# EXERCISE GOAL
From the listing below, work out how many lines contain "icon". Reply with that number only.

# GIVEN ENTRIES
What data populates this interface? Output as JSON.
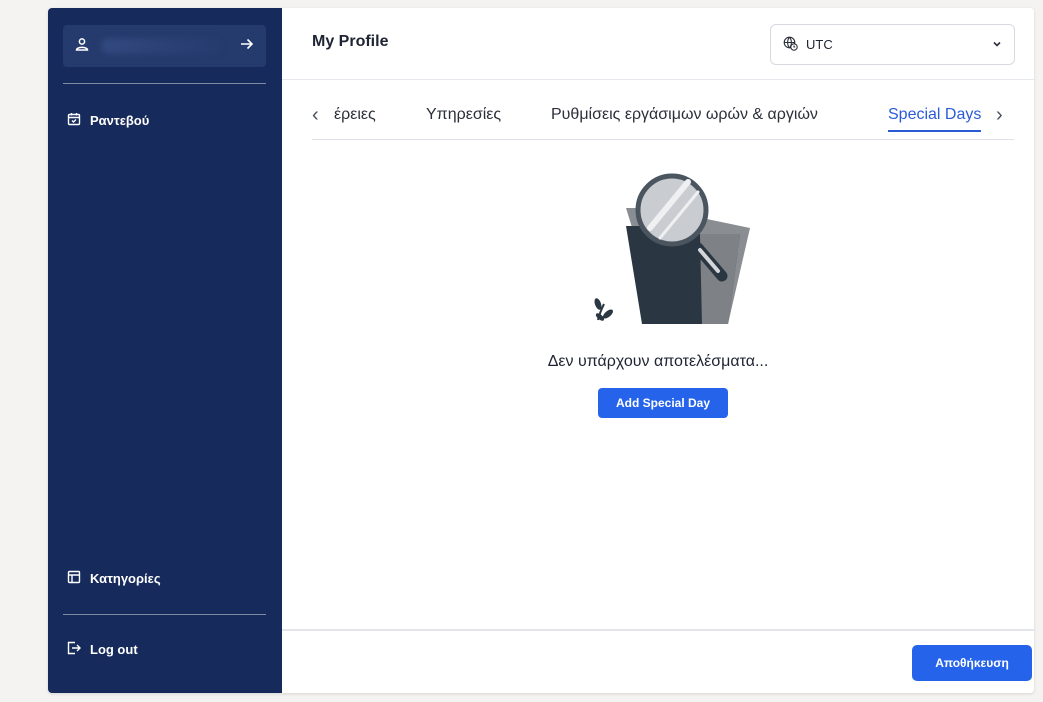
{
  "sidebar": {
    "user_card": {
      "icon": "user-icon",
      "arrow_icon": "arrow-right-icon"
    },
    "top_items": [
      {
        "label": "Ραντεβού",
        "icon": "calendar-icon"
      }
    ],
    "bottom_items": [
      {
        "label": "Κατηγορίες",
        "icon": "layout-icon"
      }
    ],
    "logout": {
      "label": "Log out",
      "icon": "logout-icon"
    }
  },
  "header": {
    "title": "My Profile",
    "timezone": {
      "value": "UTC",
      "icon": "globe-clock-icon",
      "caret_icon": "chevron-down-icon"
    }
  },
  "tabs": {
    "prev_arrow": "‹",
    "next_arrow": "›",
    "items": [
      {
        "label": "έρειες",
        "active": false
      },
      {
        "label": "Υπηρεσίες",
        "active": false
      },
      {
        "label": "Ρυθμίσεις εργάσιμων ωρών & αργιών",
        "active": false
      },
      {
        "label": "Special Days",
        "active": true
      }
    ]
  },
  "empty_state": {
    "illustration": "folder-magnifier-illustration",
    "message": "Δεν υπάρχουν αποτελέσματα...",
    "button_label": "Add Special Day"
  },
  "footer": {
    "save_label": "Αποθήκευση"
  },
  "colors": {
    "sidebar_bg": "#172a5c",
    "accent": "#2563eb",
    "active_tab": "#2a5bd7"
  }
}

# SOLUTION FOR THIS TASK
7